◆ **EXERCISE DETAILS**:
Scan the listing below and copy every line holding "code".

— start —

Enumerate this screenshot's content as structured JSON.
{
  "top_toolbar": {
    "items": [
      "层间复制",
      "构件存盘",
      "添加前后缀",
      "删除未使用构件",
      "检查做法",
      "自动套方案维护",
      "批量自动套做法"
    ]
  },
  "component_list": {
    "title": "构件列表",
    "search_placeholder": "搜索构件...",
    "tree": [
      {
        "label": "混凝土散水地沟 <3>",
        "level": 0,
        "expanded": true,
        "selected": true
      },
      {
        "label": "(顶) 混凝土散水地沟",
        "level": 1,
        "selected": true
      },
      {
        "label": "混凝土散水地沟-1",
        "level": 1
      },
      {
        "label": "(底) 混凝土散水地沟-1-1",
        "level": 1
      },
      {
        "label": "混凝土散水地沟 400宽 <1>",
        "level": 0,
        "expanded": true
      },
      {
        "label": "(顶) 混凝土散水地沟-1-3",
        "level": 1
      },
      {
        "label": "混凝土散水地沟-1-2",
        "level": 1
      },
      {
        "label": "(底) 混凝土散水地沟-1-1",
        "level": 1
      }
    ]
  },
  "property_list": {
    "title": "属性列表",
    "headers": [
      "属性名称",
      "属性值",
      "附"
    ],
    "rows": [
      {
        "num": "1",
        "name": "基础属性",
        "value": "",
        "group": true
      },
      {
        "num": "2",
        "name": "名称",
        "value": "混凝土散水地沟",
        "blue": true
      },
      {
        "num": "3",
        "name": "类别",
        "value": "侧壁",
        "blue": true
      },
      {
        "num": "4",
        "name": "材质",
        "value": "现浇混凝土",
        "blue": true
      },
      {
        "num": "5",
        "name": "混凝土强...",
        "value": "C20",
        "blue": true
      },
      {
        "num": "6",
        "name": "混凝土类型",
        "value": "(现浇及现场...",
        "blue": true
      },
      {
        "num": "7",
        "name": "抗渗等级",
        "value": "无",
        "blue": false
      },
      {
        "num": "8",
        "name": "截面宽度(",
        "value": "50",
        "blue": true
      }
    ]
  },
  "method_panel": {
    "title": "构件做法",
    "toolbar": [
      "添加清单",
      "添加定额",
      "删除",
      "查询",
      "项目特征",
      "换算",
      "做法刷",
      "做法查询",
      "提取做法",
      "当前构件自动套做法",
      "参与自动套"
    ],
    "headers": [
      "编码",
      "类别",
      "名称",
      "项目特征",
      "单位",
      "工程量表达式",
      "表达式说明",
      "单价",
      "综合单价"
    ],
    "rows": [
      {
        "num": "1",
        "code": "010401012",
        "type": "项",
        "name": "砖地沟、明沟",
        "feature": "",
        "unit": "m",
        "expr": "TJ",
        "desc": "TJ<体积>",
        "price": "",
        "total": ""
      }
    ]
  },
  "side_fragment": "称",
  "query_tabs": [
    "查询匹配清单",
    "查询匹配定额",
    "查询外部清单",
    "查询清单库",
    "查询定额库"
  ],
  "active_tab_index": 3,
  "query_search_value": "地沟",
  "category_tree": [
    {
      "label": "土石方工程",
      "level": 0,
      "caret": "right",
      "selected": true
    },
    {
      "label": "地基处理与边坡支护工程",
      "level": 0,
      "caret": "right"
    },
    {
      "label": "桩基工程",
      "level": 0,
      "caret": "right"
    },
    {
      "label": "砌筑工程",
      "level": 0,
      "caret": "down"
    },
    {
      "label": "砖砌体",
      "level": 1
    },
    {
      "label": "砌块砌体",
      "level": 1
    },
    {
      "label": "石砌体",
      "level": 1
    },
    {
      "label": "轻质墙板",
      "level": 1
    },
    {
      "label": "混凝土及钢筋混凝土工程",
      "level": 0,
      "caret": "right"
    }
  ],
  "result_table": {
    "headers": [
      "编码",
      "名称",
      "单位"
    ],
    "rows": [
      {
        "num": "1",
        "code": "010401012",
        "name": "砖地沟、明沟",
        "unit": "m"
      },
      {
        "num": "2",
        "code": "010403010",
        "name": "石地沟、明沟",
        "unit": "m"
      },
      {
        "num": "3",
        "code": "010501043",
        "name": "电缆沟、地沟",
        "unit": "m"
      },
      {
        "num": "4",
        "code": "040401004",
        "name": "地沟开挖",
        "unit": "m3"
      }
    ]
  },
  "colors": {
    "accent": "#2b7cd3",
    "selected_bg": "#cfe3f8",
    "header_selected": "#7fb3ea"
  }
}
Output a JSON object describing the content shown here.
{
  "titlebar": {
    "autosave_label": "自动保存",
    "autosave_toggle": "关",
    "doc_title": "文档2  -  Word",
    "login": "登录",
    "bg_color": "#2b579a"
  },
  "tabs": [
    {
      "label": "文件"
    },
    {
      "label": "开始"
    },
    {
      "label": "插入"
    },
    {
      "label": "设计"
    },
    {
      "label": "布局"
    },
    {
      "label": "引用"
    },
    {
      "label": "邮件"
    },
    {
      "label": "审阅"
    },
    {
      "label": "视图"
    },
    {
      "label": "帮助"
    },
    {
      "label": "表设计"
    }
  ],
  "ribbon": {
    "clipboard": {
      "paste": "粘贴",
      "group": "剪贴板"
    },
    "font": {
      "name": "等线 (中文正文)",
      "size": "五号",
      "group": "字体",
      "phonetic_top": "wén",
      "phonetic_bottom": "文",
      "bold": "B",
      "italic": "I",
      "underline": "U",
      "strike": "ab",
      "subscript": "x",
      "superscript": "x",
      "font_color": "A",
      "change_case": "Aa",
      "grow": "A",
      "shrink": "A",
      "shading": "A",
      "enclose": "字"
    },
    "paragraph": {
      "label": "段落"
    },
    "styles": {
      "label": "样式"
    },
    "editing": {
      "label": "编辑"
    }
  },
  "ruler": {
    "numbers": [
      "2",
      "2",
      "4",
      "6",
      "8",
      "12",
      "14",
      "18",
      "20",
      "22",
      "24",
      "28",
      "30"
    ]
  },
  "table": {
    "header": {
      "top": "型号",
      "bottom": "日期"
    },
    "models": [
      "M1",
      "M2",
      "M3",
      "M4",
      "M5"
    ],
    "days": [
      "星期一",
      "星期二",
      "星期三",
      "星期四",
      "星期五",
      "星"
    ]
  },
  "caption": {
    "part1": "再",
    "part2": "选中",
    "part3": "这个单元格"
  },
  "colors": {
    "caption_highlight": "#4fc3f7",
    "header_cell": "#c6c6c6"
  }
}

— end —

◆ **WRITTEN RESPONSE**:
        "code": "010401012",
        "code": "010401012",
        "code": "010403010",
        "code": "010501043",
        "code": "040401004",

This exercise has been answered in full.